─── RECORD EXCERPTS ───
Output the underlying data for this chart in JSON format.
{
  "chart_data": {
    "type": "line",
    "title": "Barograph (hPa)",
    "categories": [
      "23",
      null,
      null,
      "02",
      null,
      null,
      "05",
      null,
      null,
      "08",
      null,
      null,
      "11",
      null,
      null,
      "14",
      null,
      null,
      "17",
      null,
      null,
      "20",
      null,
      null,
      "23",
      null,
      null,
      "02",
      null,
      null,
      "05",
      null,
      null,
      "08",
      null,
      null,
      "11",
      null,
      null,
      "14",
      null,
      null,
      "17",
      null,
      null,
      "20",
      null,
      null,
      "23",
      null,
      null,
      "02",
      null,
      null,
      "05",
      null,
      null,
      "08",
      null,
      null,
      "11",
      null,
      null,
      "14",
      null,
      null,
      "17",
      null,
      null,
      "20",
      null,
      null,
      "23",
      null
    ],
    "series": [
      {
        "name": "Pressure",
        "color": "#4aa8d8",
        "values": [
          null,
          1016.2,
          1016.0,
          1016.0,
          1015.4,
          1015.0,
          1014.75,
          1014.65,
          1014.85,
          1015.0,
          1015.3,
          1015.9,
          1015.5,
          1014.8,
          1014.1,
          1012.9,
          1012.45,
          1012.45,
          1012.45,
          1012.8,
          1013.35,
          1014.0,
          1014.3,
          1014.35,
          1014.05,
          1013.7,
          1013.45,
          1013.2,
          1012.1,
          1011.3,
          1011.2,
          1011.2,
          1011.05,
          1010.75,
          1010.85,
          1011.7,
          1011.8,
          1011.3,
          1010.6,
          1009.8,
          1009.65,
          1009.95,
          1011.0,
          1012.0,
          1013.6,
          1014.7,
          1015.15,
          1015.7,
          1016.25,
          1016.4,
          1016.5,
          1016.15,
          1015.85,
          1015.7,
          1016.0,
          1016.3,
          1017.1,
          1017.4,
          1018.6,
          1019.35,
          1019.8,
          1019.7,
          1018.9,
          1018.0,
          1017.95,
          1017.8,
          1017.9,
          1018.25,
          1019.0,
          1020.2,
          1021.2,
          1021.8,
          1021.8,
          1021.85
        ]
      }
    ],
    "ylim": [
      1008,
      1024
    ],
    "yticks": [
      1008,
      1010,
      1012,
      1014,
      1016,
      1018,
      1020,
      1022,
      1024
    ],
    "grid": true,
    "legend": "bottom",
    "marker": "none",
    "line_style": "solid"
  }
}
───
→ SHORT PROBLEM:
Give the entries again in full, exactly as they are written.

→ ANSWER TO THIS PROBLEM:
Output the underlying data for this chart in JSON format.
{
  "chart_data": {
    "type": "line",
    "title": "Barograph (hPa)",
    "categories": [
      "23",
      null,
      null,
      "02",
      null,
      null,
      "05",
      null,
      null,
      "08",
      null,
      null,
      "11",
      null,
      null,
      "14",
      null,
      null,
      "17",
      null,
      null,
      "20",
      null,
      null,
      "23",
      null,
      null,
      "02",
      null,
      null,
      "05",
      null,
      null,
      "08",
      null,
      null,
      "11",
      null,
      null,
      "14",
      null,
      null,
      "17",
      null,
      null,
      "20",
      null,
      null,
      "23",
      null,
      null,
      "02",
      null,
      null,
      "05",
      null,
      null,
      "08",
      null,
      null,
      "11",
      null,
      null,
      "14",
      null,
      null,
      "17",
      null,
      null,
      "20",
      null,
      null,
      "23",
      null
    ],
    "series": [
      {
        "name": "Pressure",
        "color": "#4aa8d8",
        "values": [
          null,
          1016.2,
          1016.0,
          1016.0,
          1015.4,
          1015.0,
          1014.75,
          1014.65,
          1014.85,
          1015.0,
          1015.3,
          1015.9,
          1015.5,
          1014.8,
          1014.1,
          1012.9,
          1012.45,
          1012.45,
          1012.45,
          1012.8,
          1013.35,
          1014.0,
          1014.3,
          1014.35,
          1014.05,
          1013.7,
          1013.45,
          1013.2,
          1012.1,
          1011.3,
          1011.2,
          1011.2,
          1011.05,
          1010.75,
          1010.85,
          1011.7,
          1011.8,
          1011.3,
          1010.6,
          1009.8,
          1009.65,
          1009.95,
          1011.0,
          1012.0,
          1013.6,
          1014.7,
          1015.15,
          1015.7,
          1016.25,
          1016.4,
          1016.5,
          1016.15,
          1015.85,
          1015.7,
          1016.0,
          1016.3,
          1017.1,
          1017.4,
          1018.6,
          1019.35,
          1019.8,
          1019.7,
          1018.9,
          1018.0,
          1017.95,
          1017.8,
          1017.9,
          1018.25,
          1019.0,
          1020.2,
          1021.2,
          1021.8,
          1021.8,
          1021.85
        ]
      }
    ],
    "ylim": [
      1008,
      1024
    ],
    "yticks": [
      1008,
      1010,
      1012,
      1014,
      1016,
      1018,
      1020,
      1022,
      1024
    ],
    "grid": true,
    "legend": "bottom",
    "marker": "none",
    "line_style": "solid"
  }
}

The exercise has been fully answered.